--- START Provided data ---

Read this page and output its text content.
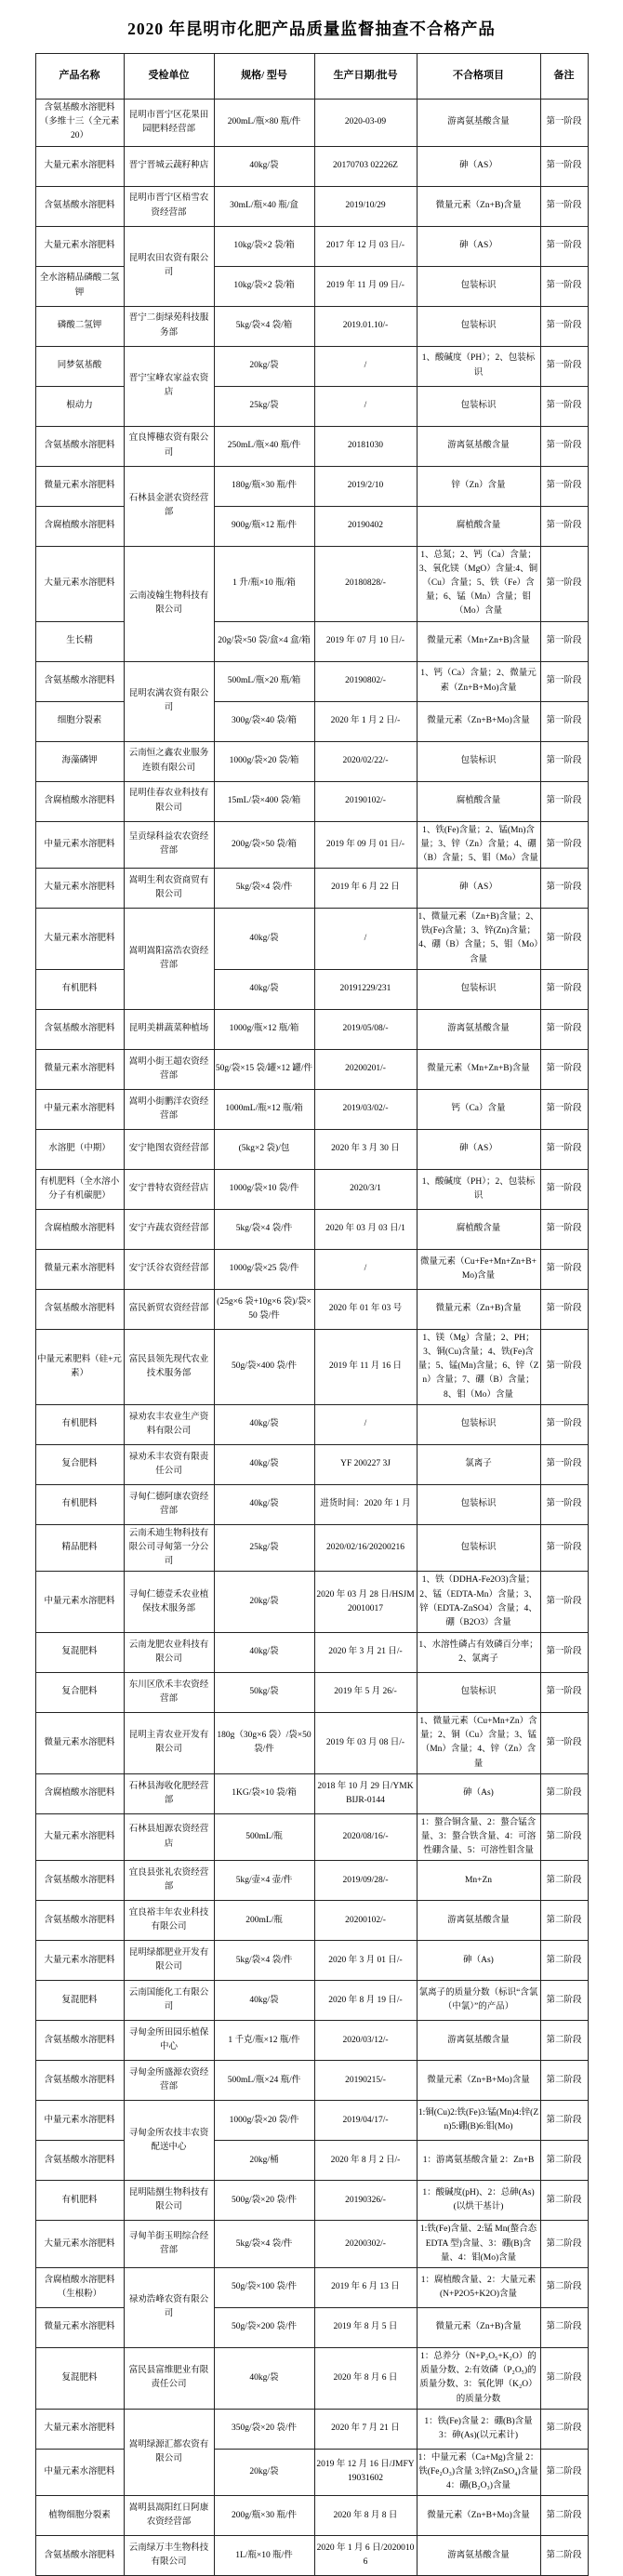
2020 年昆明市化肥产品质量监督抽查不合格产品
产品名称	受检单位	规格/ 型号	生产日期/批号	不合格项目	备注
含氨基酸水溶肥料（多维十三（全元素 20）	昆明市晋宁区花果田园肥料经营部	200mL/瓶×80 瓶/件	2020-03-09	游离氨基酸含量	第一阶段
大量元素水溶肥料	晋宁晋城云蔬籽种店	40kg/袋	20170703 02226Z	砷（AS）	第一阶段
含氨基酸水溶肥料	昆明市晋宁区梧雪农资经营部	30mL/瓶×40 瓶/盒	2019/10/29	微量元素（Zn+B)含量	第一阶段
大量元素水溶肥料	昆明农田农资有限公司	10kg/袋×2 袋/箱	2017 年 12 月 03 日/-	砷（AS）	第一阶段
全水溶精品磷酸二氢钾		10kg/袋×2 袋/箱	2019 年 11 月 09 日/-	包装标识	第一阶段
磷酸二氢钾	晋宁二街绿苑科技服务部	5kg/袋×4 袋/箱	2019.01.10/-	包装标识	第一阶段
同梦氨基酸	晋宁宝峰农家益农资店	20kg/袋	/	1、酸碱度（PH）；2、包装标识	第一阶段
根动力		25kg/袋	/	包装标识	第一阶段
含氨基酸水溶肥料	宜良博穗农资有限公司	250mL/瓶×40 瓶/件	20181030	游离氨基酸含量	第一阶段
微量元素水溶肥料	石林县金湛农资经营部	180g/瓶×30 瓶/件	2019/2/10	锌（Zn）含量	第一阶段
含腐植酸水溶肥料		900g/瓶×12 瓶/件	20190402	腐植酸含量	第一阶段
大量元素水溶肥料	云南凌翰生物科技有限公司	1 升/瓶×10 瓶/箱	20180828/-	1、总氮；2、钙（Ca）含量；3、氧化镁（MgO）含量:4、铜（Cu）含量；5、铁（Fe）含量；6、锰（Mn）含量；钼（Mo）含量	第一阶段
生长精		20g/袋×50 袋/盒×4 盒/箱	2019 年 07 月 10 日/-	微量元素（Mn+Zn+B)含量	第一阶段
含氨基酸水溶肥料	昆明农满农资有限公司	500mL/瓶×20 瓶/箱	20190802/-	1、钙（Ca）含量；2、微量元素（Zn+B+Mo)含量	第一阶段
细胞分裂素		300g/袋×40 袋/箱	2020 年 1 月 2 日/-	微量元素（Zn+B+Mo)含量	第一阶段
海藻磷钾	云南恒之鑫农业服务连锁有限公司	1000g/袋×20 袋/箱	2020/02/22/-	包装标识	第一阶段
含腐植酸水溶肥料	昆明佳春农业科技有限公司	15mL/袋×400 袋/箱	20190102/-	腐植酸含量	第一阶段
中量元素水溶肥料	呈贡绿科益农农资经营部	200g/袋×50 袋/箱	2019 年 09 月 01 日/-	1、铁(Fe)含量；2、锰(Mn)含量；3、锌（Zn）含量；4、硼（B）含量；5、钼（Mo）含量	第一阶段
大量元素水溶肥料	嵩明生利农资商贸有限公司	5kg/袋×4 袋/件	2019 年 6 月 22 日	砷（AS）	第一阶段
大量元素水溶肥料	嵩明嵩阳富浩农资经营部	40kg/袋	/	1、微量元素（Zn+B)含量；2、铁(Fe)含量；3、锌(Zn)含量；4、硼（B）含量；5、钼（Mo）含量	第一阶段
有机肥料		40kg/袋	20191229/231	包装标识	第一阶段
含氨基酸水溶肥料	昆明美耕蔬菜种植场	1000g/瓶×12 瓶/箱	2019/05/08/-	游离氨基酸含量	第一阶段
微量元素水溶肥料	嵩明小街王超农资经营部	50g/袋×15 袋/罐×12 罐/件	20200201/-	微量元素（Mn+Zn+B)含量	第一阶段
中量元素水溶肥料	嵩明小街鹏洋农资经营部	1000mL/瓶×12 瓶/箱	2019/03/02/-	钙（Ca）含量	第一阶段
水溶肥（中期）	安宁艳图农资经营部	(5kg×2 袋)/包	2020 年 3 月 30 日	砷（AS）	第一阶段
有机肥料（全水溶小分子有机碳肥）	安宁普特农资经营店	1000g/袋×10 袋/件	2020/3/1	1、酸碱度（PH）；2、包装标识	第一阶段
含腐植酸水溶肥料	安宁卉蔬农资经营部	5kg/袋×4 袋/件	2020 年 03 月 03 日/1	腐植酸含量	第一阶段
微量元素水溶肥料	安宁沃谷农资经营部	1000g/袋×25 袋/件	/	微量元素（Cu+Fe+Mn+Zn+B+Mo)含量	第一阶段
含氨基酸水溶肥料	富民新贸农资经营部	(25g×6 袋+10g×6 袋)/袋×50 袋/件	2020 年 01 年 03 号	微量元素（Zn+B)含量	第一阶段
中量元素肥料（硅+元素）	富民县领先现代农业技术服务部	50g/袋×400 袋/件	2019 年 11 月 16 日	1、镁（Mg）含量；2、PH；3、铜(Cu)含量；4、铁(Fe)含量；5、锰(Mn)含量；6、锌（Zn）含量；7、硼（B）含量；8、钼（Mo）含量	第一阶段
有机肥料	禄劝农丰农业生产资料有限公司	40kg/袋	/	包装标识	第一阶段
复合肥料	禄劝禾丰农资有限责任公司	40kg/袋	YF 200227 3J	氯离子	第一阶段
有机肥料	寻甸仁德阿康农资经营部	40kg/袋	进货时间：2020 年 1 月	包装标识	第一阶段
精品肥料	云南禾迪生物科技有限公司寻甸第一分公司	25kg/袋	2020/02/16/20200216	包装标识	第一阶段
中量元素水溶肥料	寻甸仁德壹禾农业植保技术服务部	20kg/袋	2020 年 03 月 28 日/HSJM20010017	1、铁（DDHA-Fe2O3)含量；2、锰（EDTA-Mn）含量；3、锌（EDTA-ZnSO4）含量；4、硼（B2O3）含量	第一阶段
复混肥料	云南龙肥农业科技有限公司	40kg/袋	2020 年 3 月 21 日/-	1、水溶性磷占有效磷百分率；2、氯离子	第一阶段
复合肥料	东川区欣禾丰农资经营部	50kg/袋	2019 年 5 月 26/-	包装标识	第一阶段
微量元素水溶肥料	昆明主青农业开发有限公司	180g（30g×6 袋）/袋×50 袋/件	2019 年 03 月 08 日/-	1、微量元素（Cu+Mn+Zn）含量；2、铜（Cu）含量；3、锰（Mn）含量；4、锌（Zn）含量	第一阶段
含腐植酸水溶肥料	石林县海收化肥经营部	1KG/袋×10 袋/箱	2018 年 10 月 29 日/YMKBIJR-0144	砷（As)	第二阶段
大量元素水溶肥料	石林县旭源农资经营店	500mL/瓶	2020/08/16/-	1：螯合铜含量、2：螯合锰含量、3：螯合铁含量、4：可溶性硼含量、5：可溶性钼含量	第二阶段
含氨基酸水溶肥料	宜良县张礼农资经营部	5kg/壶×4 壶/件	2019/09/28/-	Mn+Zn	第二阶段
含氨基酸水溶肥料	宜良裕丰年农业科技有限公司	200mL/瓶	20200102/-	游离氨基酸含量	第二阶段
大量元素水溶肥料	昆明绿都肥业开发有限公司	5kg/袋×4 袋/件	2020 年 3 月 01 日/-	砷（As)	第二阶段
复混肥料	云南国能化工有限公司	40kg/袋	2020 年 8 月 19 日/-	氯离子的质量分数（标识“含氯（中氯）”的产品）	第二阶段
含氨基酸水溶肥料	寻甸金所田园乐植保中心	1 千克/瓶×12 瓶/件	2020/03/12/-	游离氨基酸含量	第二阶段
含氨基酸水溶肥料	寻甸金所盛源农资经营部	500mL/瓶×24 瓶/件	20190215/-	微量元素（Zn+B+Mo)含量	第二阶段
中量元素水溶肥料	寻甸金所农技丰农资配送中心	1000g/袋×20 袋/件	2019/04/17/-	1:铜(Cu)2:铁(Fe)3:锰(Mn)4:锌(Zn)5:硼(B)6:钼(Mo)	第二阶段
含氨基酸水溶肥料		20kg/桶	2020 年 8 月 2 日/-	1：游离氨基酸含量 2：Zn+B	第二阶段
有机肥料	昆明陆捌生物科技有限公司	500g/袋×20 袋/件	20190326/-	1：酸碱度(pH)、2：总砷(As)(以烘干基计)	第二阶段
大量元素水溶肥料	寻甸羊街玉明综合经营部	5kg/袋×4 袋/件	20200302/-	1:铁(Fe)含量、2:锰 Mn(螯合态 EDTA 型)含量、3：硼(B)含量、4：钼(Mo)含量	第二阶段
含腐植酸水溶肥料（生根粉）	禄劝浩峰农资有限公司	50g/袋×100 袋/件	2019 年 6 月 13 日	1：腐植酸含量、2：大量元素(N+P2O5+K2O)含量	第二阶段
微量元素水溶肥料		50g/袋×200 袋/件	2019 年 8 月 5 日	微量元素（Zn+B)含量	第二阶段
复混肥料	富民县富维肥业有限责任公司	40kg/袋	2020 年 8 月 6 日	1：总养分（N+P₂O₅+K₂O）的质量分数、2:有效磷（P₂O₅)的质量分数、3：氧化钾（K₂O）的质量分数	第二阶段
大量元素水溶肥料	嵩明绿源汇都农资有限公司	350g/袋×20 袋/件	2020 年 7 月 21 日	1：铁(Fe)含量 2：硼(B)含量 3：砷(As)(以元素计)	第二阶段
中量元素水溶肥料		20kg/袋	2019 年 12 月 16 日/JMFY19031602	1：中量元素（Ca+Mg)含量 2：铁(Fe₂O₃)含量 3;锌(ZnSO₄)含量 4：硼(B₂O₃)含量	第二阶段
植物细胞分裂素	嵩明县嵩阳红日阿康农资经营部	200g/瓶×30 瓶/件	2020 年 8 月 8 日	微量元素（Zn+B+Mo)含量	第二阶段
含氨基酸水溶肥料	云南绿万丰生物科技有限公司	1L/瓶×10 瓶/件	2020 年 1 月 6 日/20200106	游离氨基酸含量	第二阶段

--- END Provided data ---
--- START Provided data ---

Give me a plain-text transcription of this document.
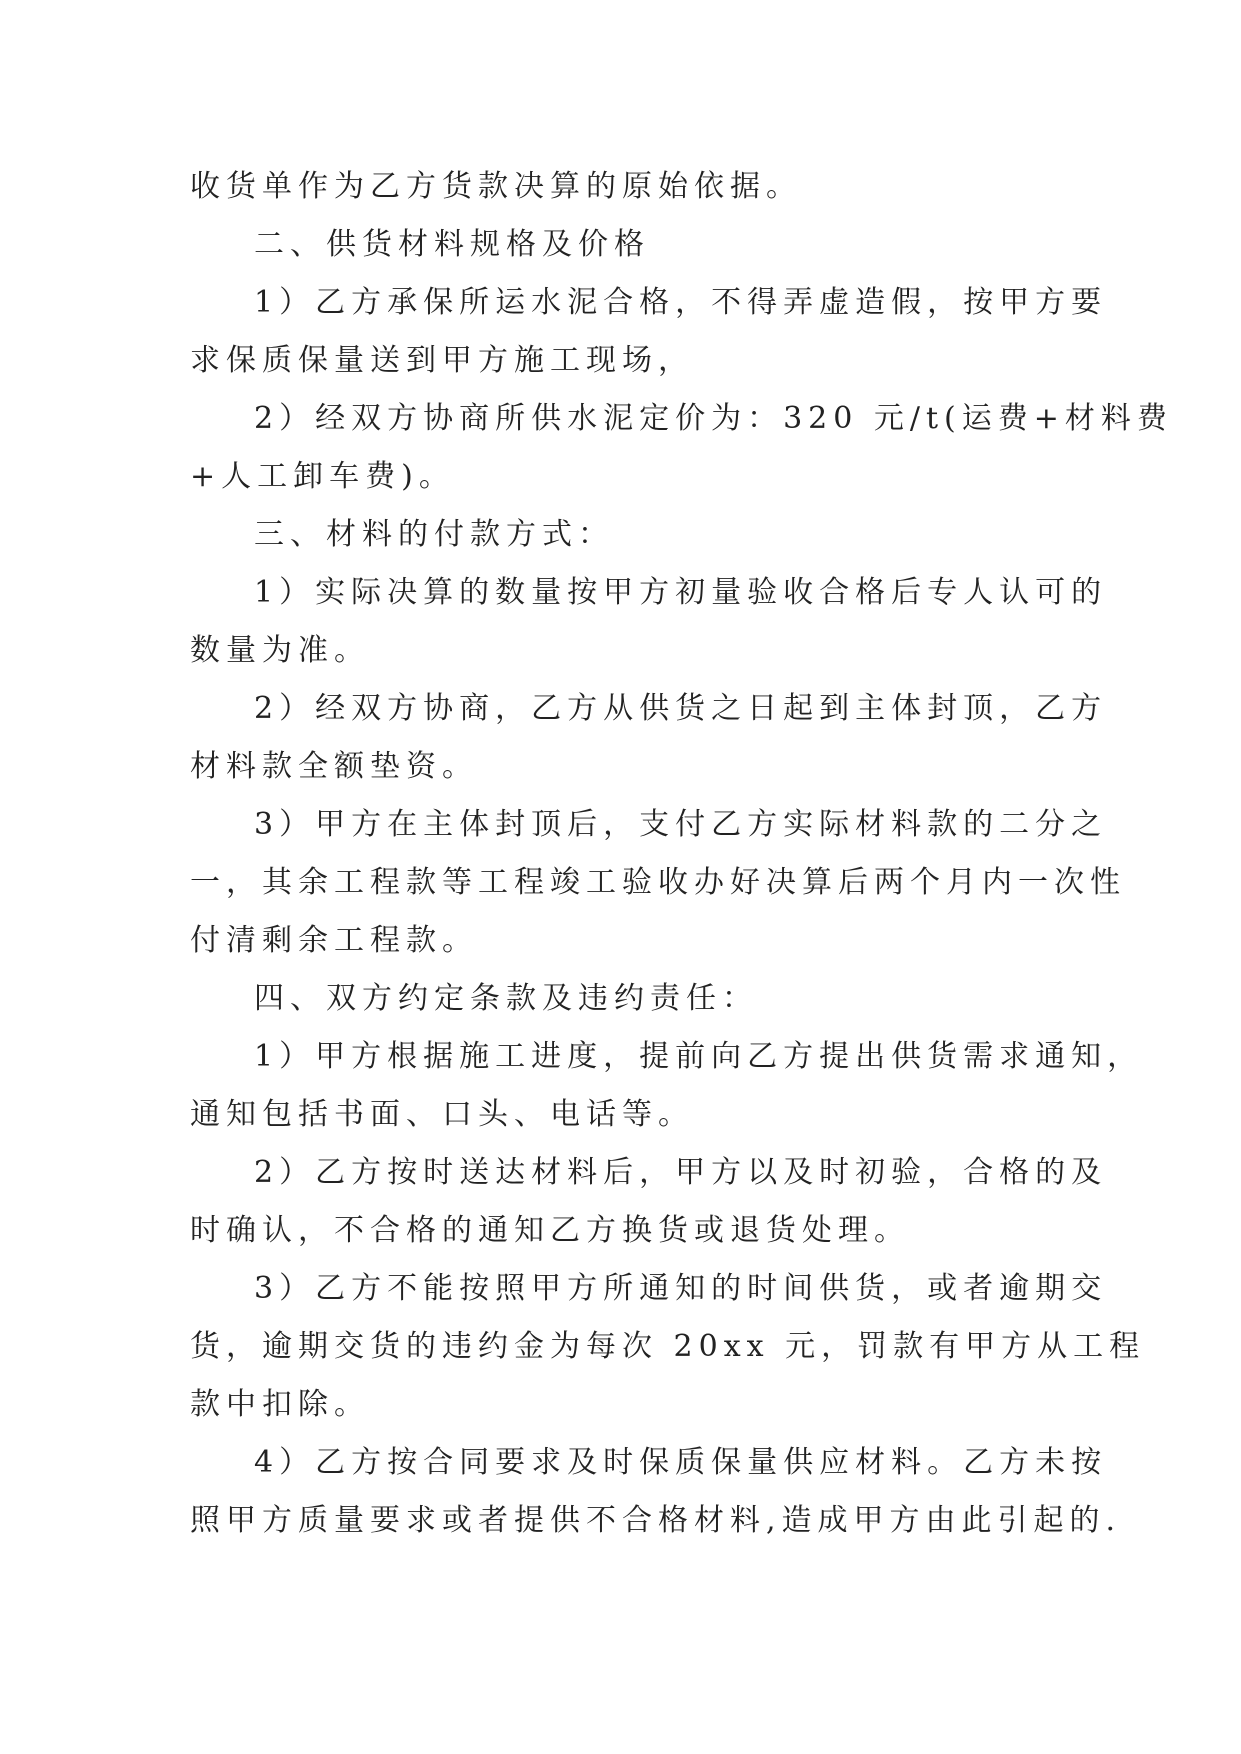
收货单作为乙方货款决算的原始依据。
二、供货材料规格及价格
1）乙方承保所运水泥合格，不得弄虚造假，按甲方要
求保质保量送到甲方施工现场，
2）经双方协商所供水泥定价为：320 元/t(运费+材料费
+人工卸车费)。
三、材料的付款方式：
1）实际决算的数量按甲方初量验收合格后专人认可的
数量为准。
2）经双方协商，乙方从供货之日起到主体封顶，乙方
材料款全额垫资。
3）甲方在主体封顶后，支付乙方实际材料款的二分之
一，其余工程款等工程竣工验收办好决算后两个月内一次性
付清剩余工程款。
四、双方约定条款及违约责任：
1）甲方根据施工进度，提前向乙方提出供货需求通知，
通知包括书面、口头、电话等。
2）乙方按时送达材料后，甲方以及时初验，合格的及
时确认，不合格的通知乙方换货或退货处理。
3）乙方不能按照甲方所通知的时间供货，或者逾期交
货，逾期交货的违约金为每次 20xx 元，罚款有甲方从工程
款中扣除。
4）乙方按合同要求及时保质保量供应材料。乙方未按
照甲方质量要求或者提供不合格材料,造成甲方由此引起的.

--- END Provided data ---

Your instructions.
Where a line holds the string "text", copy that line.

Final result.
Read this page and output its text content.
Give me a plain-text transcription of this document.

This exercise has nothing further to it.